▶ **RECORDS SUPPLIED**:
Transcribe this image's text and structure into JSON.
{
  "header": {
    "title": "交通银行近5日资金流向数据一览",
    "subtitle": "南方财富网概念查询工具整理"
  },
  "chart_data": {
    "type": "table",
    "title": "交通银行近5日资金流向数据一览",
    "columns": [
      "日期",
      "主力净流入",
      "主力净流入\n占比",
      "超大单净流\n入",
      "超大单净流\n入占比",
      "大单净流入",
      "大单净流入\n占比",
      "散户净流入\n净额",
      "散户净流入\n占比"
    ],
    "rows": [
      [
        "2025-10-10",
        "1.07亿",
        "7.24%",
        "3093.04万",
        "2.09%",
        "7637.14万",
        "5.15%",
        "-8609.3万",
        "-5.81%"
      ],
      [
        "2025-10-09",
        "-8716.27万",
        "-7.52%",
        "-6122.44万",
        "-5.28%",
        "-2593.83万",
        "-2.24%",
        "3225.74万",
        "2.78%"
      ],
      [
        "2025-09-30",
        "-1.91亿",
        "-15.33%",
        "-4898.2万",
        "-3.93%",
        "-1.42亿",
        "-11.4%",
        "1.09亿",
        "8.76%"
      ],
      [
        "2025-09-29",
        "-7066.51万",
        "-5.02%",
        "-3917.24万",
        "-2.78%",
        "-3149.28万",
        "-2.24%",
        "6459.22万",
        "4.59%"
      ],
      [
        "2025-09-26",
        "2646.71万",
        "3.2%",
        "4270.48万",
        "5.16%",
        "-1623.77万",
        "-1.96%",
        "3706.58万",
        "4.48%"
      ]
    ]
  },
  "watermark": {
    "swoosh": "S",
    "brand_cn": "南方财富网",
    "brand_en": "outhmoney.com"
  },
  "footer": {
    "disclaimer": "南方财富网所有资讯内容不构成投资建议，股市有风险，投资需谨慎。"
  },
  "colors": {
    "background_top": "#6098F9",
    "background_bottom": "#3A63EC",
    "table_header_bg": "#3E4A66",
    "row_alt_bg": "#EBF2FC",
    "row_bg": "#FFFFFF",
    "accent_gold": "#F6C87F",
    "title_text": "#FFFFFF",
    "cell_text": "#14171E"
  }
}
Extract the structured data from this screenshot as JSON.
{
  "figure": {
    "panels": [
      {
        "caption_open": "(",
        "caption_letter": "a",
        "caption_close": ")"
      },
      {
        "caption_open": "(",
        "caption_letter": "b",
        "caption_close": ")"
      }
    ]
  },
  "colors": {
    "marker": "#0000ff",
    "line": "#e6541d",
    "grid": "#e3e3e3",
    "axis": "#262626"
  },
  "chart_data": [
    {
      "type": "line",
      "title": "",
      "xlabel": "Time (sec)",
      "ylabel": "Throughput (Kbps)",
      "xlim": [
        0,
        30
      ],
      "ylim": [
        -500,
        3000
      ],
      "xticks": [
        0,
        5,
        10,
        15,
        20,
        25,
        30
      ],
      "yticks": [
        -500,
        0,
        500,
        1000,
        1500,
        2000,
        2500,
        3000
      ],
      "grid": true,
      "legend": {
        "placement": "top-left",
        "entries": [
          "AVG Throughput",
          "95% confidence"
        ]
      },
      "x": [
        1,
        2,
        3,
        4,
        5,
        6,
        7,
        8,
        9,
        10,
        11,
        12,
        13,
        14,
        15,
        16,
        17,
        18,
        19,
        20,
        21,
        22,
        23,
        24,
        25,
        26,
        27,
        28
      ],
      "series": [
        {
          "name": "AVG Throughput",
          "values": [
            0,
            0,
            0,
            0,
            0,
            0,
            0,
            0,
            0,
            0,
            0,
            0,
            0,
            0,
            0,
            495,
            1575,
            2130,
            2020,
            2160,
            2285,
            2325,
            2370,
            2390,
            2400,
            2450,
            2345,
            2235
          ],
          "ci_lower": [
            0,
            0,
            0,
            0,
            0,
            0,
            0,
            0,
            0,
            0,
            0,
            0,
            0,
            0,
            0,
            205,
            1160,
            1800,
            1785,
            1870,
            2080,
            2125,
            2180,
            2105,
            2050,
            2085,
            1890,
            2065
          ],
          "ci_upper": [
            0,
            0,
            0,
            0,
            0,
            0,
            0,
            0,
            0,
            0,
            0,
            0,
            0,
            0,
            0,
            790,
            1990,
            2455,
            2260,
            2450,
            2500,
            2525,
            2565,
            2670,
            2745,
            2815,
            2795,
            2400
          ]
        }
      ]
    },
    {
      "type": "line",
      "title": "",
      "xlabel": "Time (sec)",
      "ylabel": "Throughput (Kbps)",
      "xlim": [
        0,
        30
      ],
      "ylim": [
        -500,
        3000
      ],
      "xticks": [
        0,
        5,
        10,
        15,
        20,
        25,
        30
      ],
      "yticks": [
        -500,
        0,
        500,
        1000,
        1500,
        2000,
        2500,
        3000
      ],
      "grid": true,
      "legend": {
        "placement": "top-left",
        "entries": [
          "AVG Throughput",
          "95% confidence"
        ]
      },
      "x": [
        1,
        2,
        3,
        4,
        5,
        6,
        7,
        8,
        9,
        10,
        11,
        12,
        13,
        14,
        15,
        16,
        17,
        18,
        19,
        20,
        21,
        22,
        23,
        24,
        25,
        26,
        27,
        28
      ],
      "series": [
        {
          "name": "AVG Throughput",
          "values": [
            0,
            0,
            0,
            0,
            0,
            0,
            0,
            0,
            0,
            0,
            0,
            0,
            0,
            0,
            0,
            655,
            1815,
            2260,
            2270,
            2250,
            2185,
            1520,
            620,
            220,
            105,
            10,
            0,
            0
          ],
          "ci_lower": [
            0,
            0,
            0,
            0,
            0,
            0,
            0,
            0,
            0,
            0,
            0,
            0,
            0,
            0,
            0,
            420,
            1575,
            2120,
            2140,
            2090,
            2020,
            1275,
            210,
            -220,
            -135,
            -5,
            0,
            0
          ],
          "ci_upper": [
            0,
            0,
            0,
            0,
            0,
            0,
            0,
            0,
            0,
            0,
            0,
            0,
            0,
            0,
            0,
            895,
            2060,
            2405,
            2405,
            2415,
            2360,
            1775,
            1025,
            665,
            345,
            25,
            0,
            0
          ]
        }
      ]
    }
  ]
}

▶ **TASK**: Copy every line of the material, please, keeping it exactly the same.

▶ **RESULT**:
Transcribe this image's text and structure into JSON.
{
  "header": {
    "title": "交通银行近5日资金流向数据一览",
    "subtitle": "南方财富网概念查询工具整理"
  },
  "chart_data": {
    "type": "table",
    "title": "交通银行近5日资金流向数据一览",
    "columns": [
      "日期",
      "主力净流入",
      "主力净流入\n占比",
      "超大单净流\n入",
      "超大单净流\n入占比",
      "大单净流入",
      "大单净流入\n占比",
      "散户净流入\n净额",
      "散户净流入\n占比"
    ],
    "rows": [
      [
        "2025-10-10",
        "1.07亿",
        "7.24%",
        "3093.04万",
        "2.09%",
        "7637.14万",
        "5.15%",
        "-8609.3万",
        "-5.81%"
      ],
      [
        "2025-10-09",
        "-8716.27万",
        "-7.52%",
        "-6122.44万",
        "-5.28%",
        "-2593.83万",
        "-2.24%",
        "3225.74万",
        "2.78%"
      ],
      [
        "2025-09-30",
        "-1.91亿",
        "-15.33%",
        "-4898.2万",
        "-3.93%",
        "-1.42亿",
        "-11.4%",
        "1.09亿",
        "8.76%"
      ],
      [
        "2025-09-29",
        "-7066.51万",
        "-5.02%",
        "-3917.24万",
        "-2.78%",
        "-3149.28万",
        "-2.24%",
        "6459.22万",
        "4.59%"
      ],
      [
        "2025-09-26",
        "2646.71万",
        "3.2%",
        "4270.48万",
        "5.16%",
        "-1623.77万",
        "-1.96%",
        "3706.58万",
        "4.48%"
      ]
    ]
  },
  "watermark": {
    "swoosh": "S",
    "brand_cn": "南方财富网",
    "brand_en": "outhmoney.com"
  },
  "footer": {
    "disclaimer": "南方财富网所有资讯内容不构成投资建议，股市有风险，投资需谨慎。"
  },
  "colors": {
    "background_top": "#6098F9",
    "background_bottom": "#3A63EC",
    "table_header_bg": "#3E4A66",
    "row_alt_bg": "#EBF2FC",
    "row_bg": "#FFFFFF",
    "accent_gold": "#F6C87F",
    "title_text": "#FFFFFF",
    "cell_text": "#14171E"
  }
}
Extract the structured data from this screenshot as JSON.
{
  "figure": {
    "panels": [
      {
        "caption_open": "(",
        "caption_letter": "a",
        "caption_close": ")"
      },
      {
        "caption_open": "(",
        "caption_letter": "b",
        "caption_close": ")"
      }
    ]
  },
  "colors": {
    "marker": "#0000ff",
    "line": "#e6541d",
    "grid": "#e3e3e3",
    "axis": "#262626"
  },
  "chart_data": [
    {
      "type": "line",
      "title": "",
      "xlabel": "Time (sec)",
      "ylabel": "Throughput (Kbps)",
      "xlim": [
        0,
        30
      ],
      "ylim": [
        -500,
        3000
      ],
      "xticks": [
        0,
        5,
        10,
        15,
        20,
        25,
        30
      ],
      "yticks": [
        -500,
        0,
        500,
        1000,
        1500,
        2000,
        2500,
        3000
      ],
      "grid": true,
      "legend": {
        "placement": "top-left",
        "entries": [
          "AVG Throughput",
          "95% confidence"
        ]
      },
      "x": [
        1,
        2,
        3,
        4,
        5,
        6,
        7,
        8,
        9,
        10,
        11,
        12,
        13,
        14,
        15,
        16,
        17,
        18,
        19,
        20,
        21,
        22,
        23,
        24,
        25,
        26,
        27,
        28
      ],
      "series": [
        {
          "name": "AVG Throughput",
          "values": [
            0,
            0,
            0,
            0,
            0,
            0,
            0,
            0,
            0,
            0,
            0,
            0,
            0,
            0,
            0,
            495,
            1575,
            2130,
            2020,
            2160,
            2285,
            2325,
            2370,
            2390,
            2400,
            2450,
            2345,
            2235
          ],
          "ci_lower": [
            0,
            0,
            0,
            0,
            0,
            0,
            0,
            0,
            0,
            0,
            0,
            0,
            0,
            0,
            0,
            205,
            1160,
            1800,
            1785,
            1870,
            2080,
            2125,
            2180,
            2105,
            2050,
            2085,
            1890,
            2065
          ],
          "ci_upper": [
            0,
            0,
            0,
            0,
            0,
            0,
            0,
            0,
            0,
            0,
            0,
            0,
            0,
            0,
            0,
            790,
            1990,
            2455,
            2260,
            2450,
            2500,
            2525,
            2565,
            2670,
            2745,
            2815,
            2795,
            2400
          ]
        }
      ]
    },
    {
      "type": "line",
      "title": "",
      "xlabel": "Time (sec)",
      "ylabel": "Throughput (Kbps)",
      "xlim": [
        0,
        30
      ],
      "ylim": [
        -500,
        3000
      ],
      "xticks": [
        0,
        5,
        10,
        15,
        20,
        25,
        30
      ],
      "yticks": [
        -500,
        0,
        500,
        1000,
        1500,
        2000,
        2500,
        3000
      ],
      "grid": true,
      "legend": {
        "placement": "top-left",
        "entries": [
          "AVG Throughput",
          "95% confidence"
        ]
      },
      "x": [
        1,
        2,
        3,
        4,
        5,
        6,
        7,
        8,
        9,
        10,
        11,
        12,
        13,
        14,
        15,
        16,
        17,
        18,
        19,
        20,
        21,
        22,
        23,
        24,
        25,
        26,
        27,
        28
      ],
      "series": [
        {
          "name": "AVG Throughput",
          "values": [
            0,
            0,
            0,
            0,
            0,
            0,
            0,
            0,
            0,
            0,
            0,
            0,
            0,
            0,
            0,
            655,
            1815,
            2260,
            2270,
            2250,
            2185,
            1520,
            620,
            220,
            105,
            10,
            0,
            0
          ],
          "ci_lower": [
            0,
            0,
            0,
            0,
            0,
            0,
            0,
            0,
            0,
            0,
            0,
            0,
            0,
            0,
            0,
            420,
            1575,
            2120,
            2140,
            2090,
            2020,
            1275,
            210,
            -220,
            -135,
            -5,
            0,
            0
          ],
          "ci_upper": [
            0,
            0,
            0,
            0,
            0,
            0,
            0,
            0,
            0,
            0,
            0,
            0,
            0,
            0,
            0,
            895,
            2060,
            2405,
            2405,
            2415,
            2360,
            1775,
            1025,
            665,
            345,
            25,
            0,
            0
          ]
        }
      ]
    }
  ]
}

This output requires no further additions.